— Begin Input rows —

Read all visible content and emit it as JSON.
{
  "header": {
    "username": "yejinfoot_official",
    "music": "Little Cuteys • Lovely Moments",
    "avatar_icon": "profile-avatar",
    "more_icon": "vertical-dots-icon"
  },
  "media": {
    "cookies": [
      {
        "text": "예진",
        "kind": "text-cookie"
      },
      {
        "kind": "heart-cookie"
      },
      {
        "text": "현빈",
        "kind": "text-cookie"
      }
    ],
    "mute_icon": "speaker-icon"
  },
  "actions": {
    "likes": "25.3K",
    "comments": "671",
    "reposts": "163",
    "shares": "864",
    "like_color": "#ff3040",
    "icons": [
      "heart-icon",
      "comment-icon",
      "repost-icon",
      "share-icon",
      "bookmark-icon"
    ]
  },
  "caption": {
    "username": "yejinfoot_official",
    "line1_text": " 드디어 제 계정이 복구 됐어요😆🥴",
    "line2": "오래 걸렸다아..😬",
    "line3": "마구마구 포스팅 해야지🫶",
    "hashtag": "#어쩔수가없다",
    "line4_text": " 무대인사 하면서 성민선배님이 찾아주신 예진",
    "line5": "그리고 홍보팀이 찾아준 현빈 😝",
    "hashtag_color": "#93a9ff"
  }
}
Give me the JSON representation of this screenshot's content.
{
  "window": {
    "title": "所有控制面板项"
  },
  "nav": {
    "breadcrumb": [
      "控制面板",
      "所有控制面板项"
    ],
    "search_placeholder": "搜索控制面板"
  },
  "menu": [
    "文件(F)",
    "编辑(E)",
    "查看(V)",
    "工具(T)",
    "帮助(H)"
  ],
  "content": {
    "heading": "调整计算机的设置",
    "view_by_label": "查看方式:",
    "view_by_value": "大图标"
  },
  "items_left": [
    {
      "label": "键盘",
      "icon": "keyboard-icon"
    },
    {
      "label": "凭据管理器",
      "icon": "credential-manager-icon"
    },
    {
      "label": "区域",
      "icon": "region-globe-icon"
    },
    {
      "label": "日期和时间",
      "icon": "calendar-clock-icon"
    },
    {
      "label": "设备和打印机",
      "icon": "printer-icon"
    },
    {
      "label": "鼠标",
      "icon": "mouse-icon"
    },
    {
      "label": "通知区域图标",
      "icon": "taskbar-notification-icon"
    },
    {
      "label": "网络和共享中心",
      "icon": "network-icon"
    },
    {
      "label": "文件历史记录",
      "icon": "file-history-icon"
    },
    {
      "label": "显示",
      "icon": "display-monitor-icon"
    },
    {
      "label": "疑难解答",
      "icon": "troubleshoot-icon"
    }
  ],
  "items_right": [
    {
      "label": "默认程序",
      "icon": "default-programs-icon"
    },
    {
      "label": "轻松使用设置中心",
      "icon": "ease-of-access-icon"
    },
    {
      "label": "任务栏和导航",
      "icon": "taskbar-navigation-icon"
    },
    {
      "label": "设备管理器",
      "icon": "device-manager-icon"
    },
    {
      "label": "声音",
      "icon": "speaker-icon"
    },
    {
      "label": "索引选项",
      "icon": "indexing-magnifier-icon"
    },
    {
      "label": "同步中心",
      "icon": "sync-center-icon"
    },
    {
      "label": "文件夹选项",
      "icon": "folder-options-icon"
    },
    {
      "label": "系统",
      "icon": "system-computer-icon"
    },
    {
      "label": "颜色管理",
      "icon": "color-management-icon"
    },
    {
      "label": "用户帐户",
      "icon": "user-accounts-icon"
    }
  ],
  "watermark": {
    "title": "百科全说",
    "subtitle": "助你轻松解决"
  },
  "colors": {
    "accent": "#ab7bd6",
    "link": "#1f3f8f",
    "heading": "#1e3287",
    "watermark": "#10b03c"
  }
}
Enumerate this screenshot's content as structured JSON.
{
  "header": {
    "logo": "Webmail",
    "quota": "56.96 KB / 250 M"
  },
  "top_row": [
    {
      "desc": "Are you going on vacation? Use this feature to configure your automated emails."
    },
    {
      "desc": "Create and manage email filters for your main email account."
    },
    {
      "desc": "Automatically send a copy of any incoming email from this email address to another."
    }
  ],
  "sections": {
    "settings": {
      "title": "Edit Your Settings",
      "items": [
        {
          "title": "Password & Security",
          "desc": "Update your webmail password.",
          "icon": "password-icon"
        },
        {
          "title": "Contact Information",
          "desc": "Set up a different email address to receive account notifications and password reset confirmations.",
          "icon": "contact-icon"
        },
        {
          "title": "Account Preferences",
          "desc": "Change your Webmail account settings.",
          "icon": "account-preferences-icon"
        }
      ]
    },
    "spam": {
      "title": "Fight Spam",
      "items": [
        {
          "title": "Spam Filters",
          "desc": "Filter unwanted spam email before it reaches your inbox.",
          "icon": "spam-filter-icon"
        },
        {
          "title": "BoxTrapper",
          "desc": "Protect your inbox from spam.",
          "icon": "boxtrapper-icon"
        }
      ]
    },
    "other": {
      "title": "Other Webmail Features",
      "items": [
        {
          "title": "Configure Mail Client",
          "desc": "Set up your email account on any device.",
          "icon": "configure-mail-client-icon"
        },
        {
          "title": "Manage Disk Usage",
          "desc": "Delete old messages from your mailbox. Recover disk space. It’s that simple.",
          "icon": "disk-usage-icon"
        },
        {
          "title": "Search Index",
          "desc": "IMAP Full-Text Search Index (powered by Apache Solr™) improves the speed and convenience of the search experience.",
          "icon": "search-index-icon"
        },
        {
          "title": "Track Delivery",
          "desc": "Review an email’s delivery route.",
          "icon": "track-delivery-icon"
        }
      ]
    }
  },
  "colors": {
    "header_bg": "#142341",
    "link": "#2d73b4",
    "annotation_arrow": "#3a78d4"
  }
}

— End Input rows —

▶ _What to do_: Extract all of the data above and output it character for character.

▶ _Exercise answer_:
Read all visible content and emit it as JSON.
{
  "header": {
    "username": "yejinfoot_official",
    "music": "Little Cuteys • Lovely Moments",
    "avatar_icon": "profile-avatar",
    "more_icon": "vertical-dots-icon"
  },
  "media": {
    "cookies": [
      {
        "text": "예진",
        "kind": "text-cookie"
      },
      {
        "kind": "heart-cookie"
      },
      {
        "text": "현빈",
        "kind": "text-cookie"
      }
    ],
    "mute_icon": "speaker-icon"
  },
  "actions": {
    "likes": "25.3K",
    "comments": "671",
    "reposts": "163",
    "shares": "864",
    "like_color": "#ff3040",
    "icons": [
      "heart-icon",
      "comment-icon",
      "repost-icon",
      "share-icon",
      "bookmark-icon"
    ]
  },
  "caption": {
    "username": "yejinfoot_official",
    "line1_text": " 드디어 제 계정이 복구 됐어요😆🥴",
    "line2": "오래 걸렸다아..😬",
    "line3": "마구마구 포스팅 해야지🫶",
    "hashtag": "#어쩔수가없다",
    "line4_text": " 무대인사 하면서 성민선배님이 찾아주신 예진",
    "line5": "그리고 홍보팀이 찾아준 현빈 😝",
    "hashtag_color": "#93a9ff"
  }
}
Give me the JSON representation of this screenshot's content.
{
  "window": {
    "title": "所有控制面板项"
  },
  "nav": {
    "breadcrumb": [
      "控制面板",
      "所有控制面板项"
    ],
    "search_placeholder": "搜索控制面板"
  },
  "menu": [
    "文件(F)",
    "编辑(E)",
    "查看(V)",
    "工具(T)",
    "帮助(H)"
  ],
  "content": {
    "heading": "调整计算机的设置",
    "view_by_label": "查看方式:",
    "view_by_value": "大图标"
  },
  "items_left": [
    {
      "label": "键盘",
      "icon": "keyboard-icon"
    },
    {
      "label": "凭据管理器",
      "icon": "credential-manager-icon"
    },
    {
      "label": "区域",
      "icon": "region-globe-icon"
    },
    {
      "label": "日期和时间",
      "icon": "calendar-clock-icon"
    },
    {
      "label": "设备和打印机",
      "icon": "printer-icon"
    },
    {
      "label": "鼠标",
      "icon": "mouse-icon"
    },
    {
      "label": "通知区域图标",
      "icon": "taskbar-notification-icon"
    },
    {
      "label": "网络和共享中心",
      "icon": "network-icon"
    },
    {
      "label": "文件历史记录",
      "icon": "file-history-icon"
    },
    {
      "label": "显示",
      "icon": "display-monitor-icon"
    },
    {
      "label": "疑难解答",
      "icon": "troubleshoot-icon"
    }
  ],
  "items_right": [
    {
      "label": "默认程序",
      "icon": "default-programs-icon"
    },
    {
      "label": "轻松使用设置中心",
      "icon": "ease-of-access-icon"
    },
    {
      "label": "任务栏和导航",
      "icon": "taskbar-navigation-icon"
    },
    {
      "label": "设备管理器",
      "icon": "device-manager-icon"
    },
    {
      "label": "声音",
      "icon": "speaker-icon"
    },
    {
      "label": "索引选项",
      "icon": "indexing-magnifier-icon"
    },
    {
      "label": "同步中心",
      "icon": "sync-center-icon"
    },
    {
      "label": "文件夹选项",
      "icon": "folder-options-icon"
    },
    {
      "label": "系统",
      "icon": "system-computer-icon"
    },
    {
      "label": "颜色管理",
      "icon": "color-management-icon"
    },
    {
      "label": "用户帐户",
      "icon": "user-accounts-icon"
    }
  ],
  "watermark": {
    "title": "百科全说",
    "subtitle": "助你轻松解决"
  },
  "colors": {
    "accent": "#ab7bd6",
    "link": "#1f3f8f",
    "heading": "#1e3287",
    "watermark": "#10b03c"
  }
}
Enumerate this screenshot's content as structured JSON.
{
  "header": {
    "logo": "Webmail",
    "quota": "56.96 KB / 250 M"
  },
  "top_row": [
    {
      "desc": "Are you going on vacation? Use this feature to configure your automated emails."
    },
    {
      "desc": "Create and manage email filters for your main email account."
    },
    {
      "desc": "Automatically send a copy of any incoming email from this email address to another."
    }
  ],
  "sections": {
    "settings": {
      "title": "Edit Your Settings",
      "items": [
        {
          "title": "Password & Security",
          "desc": "Update your webmail password.",
          "icon": "password-icon"
        },
        {
          "title": "Contact Information",
          "desc": "Set up a different email address to receive account notifications and password reset confirmations.",
          "icon": "contact-icon"
        },
        {
          "title": "Account Preferences",
          "desc": "Change your Webmail account settings.",
          "icon": "account-preferences-icon"
        }
      ]
    },
    "spam": {
      "title": "Fight Spam",
      "items": [
        {
          "title": "Spam Filters",
          "desc": "Filter unwanted spam email before it reaches your inbox.",
          "icon": "spam-filter-icon"
        },
        {
          "title": "BoxTrapper",
          "desc": "Protect your inbox from spam.",
          "icon": "boxtrapper-icon"
        }
      ]
    },
    "other": {
      "title": "Other Webmail Features",
      "items": [
        {
          "title": "Configure Mail Client",
          "desc": "Set up your email account on any device.",
          "icon": "configure-mail-client-icon"
        },
        {
          "title": "Manage Disk Usage",
          "desc": "Delete old messages from your mailbox. Recover disk space. It’s that simple.",
          "icon": "disk-usage-icon"
        },
        {
          "title": "Search Index",
          "desc": "IMAP Full-Text Search Index (powered by Apache Solr™) improves the speed and convenience of the search experience.",
          "icon": "search-index-icon"
        },
        {
          "title": "Track Delivery",
          "desc": "Review an email’s delivery route.",
          "icon": "track-delivery-icon"
        }
      ]
    }
  },
  "colors": {
    "header_bg": "#142341",
    "link": "#2d73b4",
    "annotation_arrow": "#3a78d4"
  }
}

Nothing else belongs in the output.